* Start Rows *

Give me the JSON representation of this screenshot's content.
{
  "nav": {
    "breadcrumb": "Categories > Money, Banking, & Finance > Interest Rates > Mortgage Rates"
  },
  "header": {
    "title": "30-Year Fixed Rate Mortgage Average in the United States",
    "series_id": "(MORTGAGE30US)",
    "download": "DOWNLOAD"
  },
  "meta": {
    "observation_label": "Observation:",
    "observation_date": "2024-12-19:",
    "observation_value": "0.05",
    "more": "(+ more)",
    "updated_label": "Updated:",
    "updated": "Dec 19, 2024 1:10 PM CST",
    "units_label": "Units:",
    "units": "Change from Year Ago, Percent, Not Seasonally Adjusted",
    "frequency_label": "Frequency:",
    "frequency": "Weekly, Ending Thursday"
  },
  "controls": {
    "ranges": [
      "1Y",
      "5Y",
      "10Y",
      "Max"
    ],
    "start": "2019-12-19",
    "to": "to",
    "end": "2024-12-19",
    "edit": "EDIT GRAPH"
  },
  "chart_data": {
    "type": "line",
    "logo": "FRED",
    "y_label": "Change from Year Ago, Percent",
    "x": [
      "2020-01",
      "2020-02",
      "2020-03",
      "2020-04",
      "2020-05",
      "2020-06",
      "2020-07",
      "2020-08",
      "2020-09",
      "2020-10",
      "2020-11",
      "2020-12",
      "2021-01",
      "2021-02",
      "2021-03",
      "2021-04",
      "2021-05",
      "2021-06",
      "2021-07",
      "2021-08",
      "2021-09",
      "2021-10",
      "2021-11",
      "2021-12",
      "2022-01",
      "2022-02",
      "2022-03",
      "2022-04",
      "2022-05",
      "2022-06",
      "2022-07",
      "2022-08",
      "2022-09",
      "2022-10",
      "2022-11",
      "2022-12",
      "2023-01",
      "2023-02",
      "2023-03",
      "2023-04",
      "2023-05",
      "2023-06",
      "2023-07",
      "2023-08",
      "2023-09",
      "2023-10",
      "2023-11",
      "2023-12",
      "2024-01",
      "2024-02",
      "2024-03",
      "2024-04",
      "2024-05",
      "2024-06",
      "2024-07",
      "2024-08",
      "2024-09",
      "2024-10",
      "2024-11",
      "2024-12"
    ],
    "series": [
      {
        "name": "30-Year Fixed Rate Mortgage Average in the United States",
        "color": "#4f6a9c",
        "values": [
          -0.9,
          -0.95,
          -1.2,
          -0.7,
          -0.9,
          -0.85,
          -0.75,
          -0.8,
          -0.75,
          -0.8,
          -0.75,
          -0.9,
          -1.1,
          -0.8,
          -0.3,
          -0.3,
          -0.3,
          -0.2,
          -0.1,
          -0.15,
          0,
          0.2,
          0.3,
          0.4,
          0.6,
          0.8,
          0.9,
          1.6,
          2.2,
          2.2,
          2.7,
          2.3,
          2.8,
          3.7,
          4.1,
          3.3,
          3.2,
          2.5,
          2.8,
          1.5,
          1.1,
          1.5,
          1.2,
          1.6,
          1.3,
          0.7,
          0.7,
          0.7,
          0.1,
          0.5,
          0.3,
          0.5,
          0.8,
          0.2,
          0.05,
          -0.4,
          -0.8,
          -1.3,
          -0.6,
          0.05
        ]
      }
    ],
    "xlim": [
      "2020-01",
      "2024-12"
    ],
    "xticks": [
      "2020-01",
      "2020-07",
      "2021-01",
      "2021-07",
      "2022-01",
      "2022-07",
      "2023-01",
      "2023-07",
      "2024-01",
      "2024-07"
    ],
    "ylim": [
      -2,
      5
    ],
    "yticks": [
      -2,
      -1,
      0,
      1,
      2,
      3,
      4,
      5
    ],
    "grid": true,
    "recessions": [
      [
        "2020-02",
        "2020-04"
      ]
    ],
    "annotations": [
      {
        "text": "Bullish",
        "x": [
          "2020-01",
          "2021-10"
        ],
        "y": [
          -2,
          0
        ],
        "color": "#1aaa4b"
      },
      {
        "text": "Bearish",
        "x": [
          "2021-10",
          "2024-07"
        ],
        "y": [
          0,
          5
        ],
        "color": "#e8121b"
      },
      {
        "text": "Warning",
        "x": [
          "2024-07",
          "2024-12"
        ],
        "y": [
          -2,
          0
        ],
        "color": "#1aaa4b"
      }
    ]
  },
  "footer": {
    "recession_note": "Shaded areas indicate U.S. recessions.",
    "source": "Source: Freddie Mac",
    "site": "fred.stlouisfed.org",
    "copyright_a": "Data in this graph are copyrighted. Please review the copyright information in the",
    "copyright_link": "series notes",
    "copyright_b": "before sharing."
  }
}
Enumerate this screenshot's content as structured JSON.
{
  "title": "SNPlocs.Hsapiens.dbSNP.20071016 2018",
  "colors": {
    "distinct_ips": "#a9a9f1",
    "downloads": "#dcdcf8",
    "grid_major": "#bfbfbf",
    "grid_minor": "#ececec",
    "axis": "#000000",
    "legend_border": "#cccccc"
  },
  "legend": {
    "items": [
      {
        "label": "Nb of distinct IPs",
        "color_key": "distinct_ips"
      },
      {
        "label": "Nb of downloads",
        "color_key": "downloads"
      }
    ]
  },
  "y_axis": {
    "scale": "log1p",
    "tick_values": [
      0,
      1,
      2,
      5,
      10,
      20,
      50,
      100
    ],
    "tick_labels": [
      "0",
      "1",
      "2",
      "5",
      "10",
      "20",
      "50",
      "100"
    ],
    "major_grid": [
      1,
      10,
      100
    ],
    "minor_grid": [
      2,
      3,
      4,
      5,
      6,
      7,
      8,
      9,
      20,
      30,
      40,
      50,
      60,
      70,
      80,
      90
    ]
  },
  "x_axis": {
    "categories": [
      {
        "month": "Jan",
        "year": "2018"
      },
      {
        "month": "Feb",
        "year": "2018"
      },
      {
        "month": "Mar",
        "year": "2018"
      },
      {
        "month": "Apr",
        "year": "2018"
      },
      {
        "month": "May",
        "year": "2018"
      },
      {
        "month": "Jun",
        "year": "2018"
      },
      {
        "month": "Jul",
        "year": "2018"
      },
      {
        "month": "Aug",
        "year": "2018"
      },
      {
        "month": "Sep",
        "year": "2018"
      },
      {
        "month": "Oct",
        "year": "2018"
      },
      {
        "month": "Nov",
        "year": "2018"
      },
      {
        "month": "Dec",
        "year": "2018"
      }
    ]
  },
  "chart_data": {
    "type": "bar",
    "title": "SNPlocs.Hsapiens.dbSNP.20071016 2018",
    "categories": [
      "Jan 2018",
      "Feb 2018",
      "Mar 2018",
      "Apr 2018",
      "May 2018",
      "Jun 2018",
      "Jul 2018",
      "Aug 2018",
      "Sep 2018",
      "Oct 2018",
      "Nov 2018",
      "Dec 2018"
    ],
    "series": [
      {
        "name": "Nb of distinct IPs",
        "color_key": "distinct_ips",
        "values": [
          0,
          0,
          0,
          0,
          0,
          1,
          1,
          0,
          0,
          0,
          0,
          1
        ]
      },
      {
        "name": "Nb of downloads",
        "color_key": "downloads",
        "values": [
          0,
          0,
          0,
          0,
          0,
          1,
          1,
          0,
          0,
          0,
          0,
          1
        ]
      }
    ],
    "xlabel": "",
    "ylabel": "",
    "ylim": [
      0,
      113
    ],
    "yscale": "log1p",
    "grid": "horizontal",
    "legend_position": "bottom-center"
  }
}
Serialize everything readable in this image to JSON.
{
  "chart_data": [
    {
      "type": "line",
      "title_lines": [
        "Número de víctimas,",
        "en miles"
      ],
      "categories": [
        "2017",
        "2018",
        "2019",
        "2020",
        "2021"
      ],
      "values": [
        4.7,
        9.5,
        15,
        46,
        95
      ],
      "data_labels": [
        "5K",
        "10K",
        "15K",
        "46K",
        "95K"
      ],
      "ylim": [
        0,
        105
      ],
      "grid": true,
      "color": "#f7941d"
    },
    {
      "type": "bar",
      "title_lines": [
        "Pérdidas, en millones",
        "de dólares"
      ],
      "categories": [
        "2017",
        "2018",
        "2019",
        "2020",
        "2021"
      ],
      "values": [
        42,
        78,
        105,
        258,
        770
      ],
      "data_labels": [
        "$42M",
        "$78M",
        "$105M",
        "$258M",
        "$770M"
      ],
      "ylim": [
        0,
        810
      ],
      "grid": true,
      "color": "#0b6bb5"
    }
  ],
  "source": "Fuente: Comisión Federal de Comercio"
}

* End Rows *

— Exercise task —
Of all the lines in the listing above, how many include "name"? Write only the number.

— Written response —
3